[Selected text]
((

Hexophthalma leroyi

Scientific classification
- Kingdom: Animalia
- Phylum: Arthropoda
- Subphylum: Chelicerata
- Class: Arachnida
- Order: Araneae
- Infraorder: Araneomorphae
- Family: Sicariidae
- Genus: Hexophthalma
- Species: H. leroyi
- Binomial name: Hexophthalma leroyi Lotz, 2018

= Hexophthalma leroyi =

- Authority: Lotz, 2018

Species of spider

Hexophthalma leroyi is a species of spider in the family Sicariidae. It is endemic to South Africa.

==Distribution==
Hexophthalma leroyi is known only from the Northern Cape province of South Africa at Augrabies National Park at 635 m above sea level.

==Habitat and ecology==
The species is a free-running ground dweller collected in a grassy area in the Nama Karoo biome.

))

[Work item A]
Answer these questions from the Hexophthalma leroyi article:
(i) To which family does the species belong?
(ii) At what elevation is the species known from Augrabies National Park?
(iii) In which biome was the species collected?
[Work item B] Rewrite part of the Hexophthalma leroyi article with "grassy area" changed to "rocky area". Begin at the words "- Authority: Lotz, 2018", and stop after "Nama Karoo biome.".
[Work item C] Write what follows in the Hexophthalma leroyi article, picking up after its final sentence.

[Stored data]
((

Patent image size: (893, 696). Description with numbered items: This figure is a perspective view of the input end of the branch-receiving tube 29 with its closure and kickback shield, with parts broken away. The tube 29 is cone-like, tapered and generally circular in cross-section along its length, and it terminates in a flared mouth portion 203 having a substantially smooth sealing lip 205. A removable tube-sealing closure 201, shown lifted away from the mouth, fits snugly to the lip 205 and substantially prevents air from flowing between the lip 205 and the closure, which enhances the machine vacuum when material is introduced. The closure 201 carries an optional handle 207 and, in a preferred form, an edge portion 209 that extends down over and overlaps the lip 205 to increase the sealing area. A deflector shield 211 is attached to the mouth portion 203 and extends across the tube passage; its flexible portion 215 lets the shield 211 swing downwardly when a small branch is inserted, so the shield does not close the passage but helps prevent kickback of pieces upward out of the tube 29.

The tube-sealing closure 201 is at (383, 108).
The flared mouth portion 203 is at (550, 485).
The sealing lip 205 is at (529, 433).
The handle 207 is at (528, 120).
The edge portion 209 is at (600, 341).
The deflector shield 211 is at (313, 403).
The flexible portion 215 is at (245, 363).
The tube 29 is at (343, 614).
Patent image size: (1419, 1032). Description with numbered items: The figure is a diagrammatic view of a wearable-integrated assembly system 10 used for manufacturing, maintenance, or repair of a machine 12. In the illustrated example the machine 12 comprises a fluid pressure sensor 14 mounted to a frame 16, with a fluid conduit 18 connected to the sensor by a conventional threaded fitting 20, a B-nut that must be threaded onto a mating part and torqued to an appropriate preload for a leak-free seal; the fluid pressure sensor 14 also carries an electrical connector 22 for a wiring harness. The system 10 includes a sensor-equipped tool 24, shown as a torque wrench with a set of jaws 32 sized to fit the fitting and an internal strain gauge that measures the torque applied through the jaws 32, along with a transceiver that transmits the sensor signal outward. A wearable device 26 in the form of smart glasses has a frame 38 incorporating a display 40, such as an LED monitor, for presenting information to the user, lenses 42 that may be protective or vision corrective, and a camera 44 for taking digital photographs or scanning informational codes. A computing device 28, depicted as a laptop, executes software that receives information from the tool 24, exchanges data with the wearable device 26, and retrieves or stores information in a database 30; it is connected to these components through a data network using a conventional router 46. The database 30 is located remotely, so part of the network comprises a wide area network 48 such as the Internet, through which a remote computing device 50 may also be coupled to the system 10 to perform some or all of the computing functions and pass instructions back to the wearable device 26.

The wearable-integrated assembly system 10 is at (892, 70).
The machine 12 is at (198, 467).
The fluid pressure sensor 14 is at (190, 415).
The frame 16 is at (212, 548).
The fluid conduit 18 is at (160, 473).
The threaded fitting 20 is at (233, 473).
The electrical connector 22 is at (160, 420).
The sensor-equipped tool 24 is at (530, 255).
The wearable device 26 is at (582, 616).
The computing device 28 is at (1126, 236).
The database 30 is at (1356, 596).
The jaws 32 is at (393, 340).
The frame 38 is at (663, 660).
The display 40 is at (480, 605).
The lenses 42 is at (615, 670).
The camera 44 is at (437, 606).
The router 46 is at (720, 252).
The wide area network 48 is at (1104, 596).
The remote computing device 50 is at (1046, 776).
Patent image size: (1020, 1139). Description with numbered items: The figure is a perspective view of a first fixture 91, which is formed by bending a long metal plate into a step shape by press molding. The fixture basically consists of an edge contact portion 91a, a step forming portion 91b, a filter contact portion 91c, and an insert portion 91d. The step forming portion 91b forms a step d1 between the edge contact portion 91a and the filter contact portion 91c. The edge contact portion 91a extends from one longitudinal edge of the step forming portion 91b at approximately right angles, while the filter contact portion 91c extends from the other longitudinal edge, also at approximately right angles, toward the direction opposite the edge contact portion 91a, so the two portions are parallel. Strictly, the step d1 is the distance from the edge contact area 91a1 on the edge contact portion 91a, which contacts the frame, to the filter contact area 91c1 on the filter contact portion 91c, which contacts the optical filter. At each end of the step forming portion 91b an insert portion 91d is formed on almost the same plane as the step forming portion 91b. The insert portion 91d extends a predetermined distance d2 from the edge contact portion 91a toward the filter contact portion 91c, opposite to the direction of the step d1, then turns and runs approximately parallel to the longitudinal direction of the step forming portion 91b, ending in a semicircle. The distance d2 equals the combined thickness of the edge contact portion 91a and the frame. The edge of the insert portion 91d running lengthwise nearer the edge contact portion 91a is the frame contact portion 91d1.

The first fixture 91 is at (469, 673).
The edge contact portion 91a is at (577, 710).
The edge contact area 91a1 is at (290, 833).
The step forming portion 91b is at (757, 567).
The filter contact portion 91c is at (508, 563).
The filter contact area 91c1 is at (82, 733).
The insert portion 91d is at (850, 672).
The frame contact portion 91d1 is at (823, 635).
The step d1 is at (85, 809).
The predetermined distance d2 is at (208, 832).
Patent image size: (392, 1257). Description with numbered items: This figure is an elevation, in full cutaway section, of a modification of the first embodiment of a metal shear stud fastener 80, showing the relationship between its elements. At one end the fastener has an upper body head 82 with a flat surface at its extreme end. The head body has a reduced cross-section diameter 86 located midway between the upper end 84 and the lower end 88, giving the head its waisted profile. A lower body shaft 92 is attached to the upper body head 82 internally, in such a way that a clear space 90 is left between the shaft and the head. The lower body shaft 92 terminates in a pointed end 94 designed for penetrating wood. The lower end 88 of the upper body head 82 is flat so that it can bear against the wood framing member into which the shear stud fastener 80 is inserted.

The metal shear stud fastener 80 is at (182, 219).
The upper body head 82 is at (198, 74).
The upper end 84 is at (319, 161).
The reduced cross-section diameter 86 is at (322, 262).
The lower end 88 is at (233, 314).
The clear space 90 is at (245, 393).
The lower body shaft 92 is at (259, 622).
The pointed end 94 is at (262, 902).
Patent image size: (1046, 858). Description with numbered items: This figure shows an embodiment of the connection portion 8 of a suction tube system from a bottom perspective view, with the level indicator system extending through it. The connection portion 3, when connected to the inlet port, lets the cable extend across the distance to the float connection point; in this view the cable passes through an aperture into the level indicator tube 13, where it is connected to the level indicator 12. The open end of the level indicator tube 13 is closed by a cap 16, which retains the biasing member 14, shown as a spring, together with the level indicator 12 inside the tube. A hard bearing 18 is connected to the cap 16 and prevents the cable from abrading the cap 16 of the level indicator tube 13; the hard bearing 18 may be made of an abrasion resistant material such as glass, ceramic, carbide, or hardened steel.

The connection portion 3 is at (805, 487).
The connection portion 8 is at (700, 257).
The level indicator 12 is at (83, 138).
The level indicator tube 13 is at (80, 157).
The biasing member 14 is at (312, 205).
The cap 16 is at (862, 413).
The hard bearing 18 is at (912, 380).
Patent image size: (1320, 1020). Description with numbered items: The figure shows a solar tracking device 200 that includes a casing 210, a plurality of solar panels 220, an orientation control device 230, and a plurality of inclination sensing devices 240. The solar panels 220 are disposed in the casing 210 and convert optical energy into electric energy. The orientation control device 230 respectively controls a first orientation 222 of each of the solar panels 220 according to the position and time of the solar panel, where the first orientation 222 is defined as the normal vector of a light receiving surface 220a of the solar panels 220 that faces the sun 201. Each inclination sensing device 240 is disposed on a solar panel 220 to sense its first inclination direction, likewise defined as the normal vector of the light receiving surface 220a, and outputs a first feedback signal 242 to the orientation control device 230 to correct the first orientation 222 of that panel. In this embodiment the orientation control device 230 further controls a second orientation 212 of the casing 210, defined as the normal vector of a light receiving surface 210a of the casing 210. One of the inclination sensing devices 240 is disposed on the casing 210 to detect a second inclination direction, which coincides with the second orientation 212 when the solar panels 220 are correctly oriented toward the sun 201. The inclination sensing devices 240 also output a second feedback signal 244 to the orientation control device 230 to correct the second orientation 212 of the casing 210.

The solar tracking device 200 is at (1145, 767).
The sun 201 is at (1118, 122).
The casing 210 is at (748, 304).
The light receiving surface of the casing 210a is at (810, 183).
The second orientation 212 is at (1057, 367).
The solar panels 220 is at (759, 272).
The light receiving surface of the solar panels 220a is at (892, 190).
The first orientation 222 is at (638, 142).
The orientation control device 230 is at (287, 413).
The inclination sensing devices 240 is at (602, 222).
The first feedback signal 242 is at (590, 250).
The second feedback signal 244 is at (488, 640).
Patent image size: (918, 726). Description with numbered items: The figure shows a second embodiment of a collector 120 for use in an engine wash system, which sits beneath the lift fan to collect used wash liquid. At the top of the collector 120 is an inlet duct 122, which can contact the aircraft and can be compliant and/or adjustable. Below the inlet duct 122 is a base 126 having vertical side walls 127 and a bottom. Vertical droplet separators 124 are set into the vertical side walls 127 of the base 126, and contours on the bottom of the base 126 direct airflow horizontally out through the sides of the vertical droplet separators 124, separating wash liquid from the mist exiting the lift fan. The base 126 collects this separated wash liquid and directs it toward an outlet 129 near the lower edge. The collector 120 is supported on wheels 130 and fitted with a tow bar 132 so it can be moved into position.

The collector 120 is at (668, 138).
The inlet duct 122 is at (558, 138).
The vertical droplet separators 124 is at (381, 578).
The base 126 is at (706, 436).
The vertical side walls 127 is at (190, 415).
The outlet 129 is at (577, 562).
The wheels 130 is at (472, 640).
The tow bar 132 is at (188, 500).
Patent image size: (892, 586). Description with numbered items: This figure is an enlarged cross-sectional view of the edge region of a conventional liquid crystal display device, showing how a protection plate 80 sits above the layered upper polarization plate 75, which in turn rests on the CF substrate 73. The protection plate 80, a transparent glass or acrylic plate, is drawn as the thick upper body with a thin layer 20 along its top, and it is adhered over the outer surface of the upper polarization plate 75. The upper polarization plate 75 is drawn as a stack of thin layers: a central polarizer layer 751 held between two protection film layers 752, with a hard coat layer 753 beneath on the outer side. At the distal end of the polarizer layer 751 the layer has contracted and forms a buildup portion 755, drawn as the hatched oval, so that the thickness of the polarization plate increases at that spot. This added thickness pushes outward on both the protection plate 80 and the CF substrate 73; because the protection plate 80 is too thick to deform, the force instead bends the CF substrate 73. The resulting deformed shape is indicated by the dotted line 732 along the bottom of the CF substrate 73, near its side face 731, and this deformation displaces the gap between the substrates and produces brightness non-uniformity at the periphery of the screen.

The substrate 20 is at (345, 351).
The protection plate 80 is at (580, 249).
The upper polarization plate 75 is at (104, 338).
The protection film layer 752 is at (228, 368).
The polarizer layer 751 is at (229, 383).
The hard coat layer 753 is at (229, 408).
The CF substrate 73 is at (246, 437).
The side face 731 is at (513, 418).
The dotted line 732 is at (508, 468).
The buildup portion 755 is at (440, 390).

))

[Exercise answer A]
(i) Sicariidae
(ii) 635 m above sea level
(iii) The Nama Karoo biome

[Exercise answer B]
- Authority: Lotz, 2018

Species of spider

Hexophthalma leroyi is a species of spider in the family Sicariidae. It is endemic to South Africa.

==Distribution==
Hexophthalma leroyi is known only from the Northern Cape province of South Africa at Augrabies National Park at 635 m above sea level.

==Habitat and ecology==
The species is a free-running ground dweller collected in a rocky area in the Nama Karoo biome.

[Exercise answer C]
==Conservation==
Hexophthalma leroyi is listed as Data Deficient due to taxonomic reasons. The species is known only from the type locality and the status remains obscure. More sampling is needed to collect males and determine the species' range. The species is protected in Augrabies National Park.

==Taxonomy==
The species was described by Leon N. Lotz in 2018 from Augrabies National Park. It is known only from the female, with males remaining to be discovered.